Take all the material and copy it exactly.

[start MATERIAL FOR THE TASK]

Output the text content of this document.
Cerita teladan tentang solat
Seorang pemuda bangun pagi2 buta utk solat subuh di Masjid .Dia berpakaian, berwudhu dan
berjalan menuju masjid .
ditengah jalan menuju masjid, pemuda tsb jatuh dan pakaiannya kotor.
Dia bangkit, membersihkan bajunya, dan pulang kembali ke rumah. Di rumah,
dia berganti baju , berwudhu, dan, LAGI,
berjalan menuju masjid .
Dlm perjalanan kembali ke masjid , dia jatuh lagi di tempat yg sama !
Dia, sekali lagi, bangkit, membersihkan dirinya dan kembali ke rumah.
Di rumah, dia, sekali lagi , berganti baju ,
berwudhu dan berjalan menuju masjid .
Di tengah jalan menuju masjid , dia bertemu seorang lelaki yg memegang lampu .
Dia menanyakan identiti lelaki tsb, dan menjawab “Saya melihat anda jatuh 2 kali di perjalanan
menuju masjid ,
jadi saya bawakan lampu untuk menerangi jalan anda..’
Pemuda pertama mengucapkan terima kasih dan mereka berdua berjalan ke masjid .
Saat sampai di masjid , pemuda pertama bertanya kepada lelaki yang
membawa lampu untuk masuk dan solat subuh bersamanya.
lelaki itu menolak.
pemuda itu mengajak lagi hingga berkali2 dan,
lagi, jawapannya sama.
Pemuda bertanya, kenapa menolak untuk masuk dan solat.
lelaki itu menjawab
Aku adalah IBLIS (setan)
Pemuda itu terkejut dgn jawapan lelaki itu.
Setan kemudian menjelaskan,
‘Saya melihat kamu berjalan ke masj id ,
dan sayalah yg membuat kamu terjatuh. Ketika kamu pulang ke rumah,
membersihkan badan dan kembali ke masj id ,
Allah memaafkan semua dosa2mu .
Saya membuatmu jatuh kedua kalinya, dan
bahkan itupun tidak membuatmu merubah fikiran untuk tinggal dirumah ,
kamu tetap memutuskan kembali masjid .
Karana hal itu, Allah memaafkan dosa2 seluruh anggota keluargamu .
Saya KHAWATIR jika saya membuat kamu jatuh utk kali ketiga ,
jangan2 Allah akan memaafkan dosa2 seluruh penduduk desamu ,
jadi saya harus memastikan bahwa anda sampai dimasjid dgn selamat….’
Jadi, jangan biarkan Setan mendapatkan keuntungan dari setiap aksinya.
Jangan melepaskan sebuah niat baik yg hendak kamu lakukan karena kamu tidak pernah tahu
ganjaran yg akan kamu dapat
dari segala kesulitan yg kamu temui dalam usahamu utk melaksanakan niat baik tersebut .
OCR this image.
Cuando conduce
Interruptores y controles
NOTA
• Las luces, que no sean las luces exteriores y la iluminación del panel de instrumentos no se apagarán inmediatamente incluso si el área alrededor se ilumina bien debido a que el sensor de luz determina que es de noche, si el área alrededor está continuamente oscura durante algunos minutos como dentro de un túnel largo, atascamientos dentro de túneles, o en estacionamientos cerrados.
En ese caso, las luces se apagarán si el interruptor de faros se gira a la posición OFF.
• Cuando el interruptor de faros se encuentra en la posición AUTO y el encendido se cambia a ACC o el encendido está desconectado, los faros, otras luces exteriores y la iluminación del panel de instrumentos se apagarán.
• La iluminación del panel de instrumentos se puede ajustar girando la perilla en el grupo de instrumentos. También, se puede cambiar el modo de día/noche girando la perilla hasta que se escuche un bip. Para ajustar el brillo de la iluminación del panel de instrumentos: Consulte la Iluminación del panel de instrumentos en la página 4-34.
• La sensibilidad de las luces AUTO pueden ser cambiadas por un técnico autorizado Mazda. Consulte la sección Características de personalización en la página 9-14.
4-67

[end MATERIAL FOR THE TASK]

> EXPECTED ANSWER
Output the text content of this document.
Cerita teladan tentang solat
Seorang pemuda bangun pagi2 buta utk solat subuh di Masjid .Dia berpakaian, berwudhu dan
berjalan menuju masjid .
ditengah jalan menuju masjid, pemuda tsb jatuh dan pakaiannya kotor.
Dia bangkit, membersihkan bajunya, dan pulang kembali ke rumah. Di rumah,
dia berganti baju , berwudhu, dan, LAGI,
berjalan menuju masjid .
Dlm perjalanan kembali ke masjid , dia jatuh lagi di tempat yg sama !
Dia, sekali lagi, bangkit, membersihkan dirinya dan kembali ke rumah.
Di rumah, dia, sekali lagi , berganti baju ,
berwudhu dan berjalan menuju masjid .
Di tengah jalan menuju masjid , dia bertemu seorang lelaki yg memegang lampu .
Dia menanyakan identiti lelaki tsb, dan menjawab “Saya melihat anda jatuh 2 kali di perjalanan
menuju masjid ,
jadi saya bawakan lampu untuk menerangi jalan anda..’
Pemuda pertama mengucapkan terima kasih dan mereka berdua berjalan ke masjid .
Saat sampai di masjid , pemuda pertama bertanya kepada lelaki yang
membawa lampu untuk masuk dan solat subuh bersamanya.
lelaki itu menolak.
pemuda itu mengajak lagi hingga berkali2 dan,
lagi, jawapannya sama.
Pemuda bertanya, kenapa menolak untuk masuk dan solat.
lelaki itu menjawab
Aku adalah IBLIS (setan)
Pemuda itu terkejut dgn jawapan lelaki itu.
Setan kemudian menjelaskan,
‘Saya melihat kamu berjalan ke masj id ,
dan sayalah yg membuat kamu terjatuh. Ketika kamu pulang ke rumah,
membersihkan badan dan kembali ke masj id ,
Allah memaafkan semua dosa2mu .
Saya membuatmu jatuh kedua kalinya, dan
bahkan itupun tidak membuatmu merubah fikiran untuk tinggal dirumah ,
kamu tetap memutuskan kembali masjid .
Karana hal itu, Allah memaafkan dosa2 seluruh anggota keluargamu .
Saya KHAWATIR jika saya membuat kamu jatuh utk kali ketiga ,
jangan2 Allah akan memaafkan dosa2 seluruh penduduk desamu ,
jadi saya harus memastikan bahwa anda sampai dimasjid dgn selamat….’
Jadi, jangan biarkan Setan mendapatkan keuntungan dari setiap aksinya.
Jangan melepaskan sebuah niat baik yg hendak kamu lakukan karena kamu tidak pernah tahu
ganjaran yg akan kamu dapat
dari segala kesulitan yg kamu temui dalam usahamu utk melaksanakan niat baik tersebut .
OCR this image.
Cuando conduce
Interruptores y controles
NOTA
• Las luces, que no sean las luces exteriores y la iluminación del panel de instrumentos no se apagarán inmediatamente incluso si el área alrededor se ilumina bien debido a que el sensor de luz determina que es de noche, si el área alrededor está continuamente oscura durante algunos minutos como dentro de un túnel largo, atascamientos dentro de túneles, o en estacionamientos cerrados.
En ese caso, las luces se apagarán si el interruptor de faros se gira a la posición OFF.
• Cuando el interruptor de faros se encuentra en la posición AUTO y el encendido se cambia a ACC o el encendido está desconectado, los faros, otras luces exteriores y la iluminación del panel de instrumentos se apagarán.
• La iluminación del panel de instrumentos se puede ajustar girando la perilla en el grupo de instrumentos. También, se puede cambiar el modo de día/noche girando la perilla hasta que se escuche un bip. Para ajustar el brillo de la iluminación del panel de instrumentos: Consulte la Iluminación del panel de instrumentos en la página 4-34.
• La sensibilidad de las luces AUTO pueden ser cambiadas por un técnico autorizado Mazda. Consulte la sección Características de personalización en la página 9-14.
4-67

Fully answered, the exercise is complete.